[Extracts from a graphics dataset]
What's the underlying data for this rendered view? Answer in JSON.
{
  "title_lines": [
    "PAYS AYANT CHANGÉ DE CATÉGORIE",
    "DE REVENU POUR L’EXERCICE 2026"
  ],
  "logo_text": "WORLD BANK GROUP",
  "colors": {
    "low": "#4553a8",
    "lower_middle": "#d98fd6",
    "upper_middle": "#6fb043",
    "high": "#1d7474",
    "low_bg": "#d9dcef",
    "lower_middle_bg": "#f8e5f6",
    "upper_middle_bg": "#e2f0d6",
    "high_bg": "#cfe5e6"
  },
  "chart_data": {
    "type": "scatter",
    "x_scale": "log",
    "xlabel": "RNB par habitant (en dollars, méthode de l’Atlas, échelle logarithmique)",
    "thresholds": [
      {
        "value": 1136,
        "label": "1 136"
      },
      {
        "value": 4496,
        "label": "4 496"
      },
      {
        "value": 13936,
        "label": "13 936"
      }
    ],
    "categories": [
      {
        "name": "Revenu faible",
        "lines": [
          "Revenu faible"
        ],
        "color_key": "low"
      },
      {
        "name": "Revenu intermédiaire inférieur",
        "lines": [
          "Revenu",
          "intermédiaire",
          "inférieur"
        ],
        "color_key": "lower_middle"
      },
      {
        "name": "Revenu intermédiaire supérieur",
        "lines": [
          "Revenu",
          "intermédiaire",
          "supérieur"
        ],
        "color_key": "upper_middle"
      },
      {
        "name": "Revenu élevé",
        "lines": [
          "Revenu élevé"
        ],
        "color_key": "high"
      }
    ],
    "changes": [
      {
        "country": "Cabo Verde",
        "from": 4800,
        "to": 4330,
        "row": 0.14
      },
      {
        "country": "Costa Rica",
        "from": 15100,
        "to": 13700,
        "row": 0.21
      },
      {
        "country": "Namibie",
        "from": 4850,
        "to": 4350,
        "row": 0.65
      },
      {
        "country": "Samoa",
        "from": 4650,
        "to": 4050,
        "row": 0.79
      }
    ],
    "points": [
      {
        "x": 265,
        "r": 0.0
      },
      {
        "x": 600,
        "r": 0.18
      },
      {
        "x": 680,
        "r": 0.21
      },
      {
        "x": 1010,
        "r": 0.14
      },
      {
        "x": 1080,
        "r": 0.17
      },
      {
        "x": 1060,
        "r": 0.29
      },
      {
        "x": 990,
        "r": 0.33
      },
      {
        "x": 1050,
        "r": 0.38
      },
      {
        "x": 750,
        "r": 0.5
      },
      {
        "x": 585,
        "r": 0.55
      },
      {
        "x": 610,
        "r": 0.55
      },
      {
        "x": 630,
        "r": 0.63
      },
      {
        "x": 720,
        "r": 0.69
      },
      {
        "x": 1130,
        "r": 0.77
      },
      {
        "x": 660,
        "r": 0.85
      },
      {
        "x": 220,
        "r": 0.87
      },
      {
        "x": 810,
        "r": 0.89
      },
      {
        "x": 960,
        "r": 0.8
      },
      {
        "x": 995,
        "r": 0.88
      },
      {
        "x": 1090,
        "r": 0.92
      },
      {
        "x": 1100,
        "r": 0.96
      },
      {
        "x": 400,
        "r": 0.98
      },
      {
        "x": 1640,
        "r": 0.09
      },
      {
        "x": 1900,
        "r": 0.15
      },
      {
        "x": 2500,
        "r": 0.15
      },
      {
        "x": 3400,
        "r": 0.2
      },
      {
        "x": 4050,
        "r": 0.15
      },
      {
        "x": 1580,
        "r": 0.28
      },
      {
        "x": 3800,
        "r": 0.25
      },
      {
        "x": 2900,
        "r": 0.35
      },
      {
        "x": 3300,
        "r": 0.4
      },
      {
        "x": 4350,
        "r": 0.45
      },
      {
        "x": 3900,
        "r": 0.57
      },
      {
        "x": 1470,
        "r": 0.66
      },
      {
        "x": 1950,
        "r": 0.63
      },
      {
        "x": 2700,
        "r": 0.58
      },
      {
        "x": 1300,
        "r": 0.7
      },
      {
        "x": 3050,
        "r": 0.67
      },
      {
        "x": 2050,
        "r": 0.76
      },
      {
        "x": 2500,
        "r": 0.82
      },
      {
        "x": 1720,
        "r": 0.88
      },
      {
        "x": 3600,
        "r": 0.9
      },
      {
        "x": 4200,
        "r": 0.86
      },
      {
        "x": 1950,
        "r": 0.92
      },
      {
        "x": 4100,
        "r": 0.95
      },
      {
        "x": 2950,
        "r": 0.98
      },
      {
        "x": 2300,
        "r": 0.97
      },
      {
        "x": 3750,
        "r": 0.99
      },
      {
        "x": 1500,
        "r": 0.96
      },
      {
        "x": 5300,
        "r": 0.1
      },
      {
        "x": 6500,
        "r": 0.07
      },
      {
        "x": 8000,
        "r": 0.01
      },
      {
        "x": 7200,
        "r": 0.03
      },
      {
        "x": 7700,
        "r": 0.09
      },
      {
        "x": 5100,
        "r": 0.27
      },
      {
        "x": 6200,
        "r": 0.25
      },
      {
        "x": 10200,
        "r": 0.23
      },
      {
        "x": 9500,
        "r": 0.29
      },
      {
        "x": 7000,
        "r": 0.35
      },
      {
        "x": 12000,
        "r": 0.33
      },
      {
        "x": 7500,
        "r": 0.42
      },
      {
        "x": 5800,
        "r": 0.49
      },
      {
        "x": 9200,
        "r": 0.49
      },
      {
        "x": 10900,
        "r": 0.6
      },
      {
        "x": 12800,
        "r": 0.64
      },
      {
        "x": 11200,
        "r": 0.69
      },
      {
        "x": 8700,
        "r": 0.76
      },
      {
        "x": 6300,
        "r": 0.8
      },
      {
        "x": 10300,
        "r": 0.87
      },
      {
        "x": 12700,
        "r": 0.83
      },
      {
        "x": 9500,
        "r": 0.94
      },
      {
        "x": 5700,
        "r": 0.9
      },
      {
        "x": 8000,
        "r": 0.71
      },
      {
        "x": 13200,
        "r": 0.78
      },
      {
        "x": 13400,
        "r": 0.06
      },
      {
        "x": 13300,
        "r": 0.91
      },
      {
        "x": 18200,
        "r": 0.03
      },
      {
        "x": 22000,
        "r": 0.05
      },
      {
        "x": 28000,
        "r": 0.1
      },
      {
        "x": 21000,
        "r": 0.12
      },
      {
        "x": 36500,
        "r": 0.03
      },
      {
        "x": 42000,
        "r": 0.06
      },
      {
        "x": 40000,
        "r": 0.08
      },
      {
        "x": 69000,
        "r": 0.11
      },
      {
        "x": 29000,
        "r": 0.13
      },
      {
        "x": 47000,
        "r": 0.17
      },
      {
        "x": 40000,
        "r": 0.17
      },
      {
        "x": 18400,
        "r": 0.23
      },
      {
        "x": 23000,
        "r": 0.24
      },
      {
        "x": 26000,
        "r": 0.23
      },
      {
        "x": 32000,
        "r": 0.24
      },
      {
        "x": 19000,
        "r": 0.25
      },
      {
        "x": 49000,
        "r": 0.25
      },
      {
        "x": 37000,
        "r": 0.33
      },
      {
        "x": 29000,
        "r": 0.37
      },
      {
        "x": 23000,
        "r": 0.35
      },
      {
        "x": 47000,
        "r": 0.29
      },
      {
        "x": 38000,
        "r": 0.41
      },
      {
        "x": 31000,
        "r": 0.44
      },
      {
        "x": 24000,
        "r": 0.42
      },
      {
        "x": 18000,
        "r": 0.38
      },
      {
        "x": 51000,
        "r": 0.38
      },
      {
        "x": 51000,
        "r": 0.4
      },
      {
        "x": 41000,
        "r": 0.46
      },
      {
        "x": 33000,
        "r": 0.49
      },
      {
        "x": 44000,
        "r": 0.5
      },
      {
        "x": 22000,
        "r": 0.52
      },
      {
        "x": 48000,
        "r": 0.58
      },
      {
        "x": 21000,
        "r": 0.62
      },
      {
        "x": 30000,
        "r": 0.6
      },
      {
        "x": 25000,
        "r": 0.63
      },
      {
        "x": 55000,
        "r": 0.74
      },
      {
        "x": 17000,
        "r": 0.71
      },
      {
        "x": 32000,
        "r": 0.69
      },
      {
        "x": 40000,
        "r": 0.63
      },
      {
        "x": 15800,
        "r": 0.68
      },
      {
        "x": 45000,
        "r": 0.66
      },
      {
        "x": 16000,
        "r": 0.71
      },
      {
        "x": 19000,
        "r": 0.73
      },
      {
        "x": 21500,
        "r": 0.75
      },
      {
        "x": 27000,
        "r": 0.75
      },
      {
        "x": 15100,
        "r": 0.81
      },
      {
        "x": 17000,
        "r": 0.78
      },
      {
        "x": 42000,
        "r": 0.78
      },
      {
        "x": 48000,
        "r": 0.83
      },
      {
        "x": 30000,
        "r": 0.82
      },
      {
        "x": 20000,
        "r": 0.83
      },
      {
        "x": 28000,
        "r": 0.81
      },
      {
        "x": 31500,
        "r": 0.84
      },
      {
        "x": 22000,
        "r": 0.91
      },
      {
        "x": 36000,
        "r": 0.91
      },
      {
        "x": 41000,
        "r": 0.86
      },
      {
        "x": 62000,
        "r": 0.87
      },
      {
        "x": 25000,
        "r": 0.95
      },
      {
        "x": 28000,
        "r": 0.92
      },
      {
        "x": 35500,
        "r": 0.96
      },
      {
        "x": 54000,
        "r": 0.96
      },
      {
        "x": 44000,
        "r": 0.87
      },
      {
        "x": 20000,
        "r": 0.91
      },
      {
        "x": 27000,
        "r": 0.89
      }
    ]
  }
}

REQUIREMENTS:
Answer with one number: how many lines in the listing hold "name".

RESPONSE FOR THIS EXERCISE:
4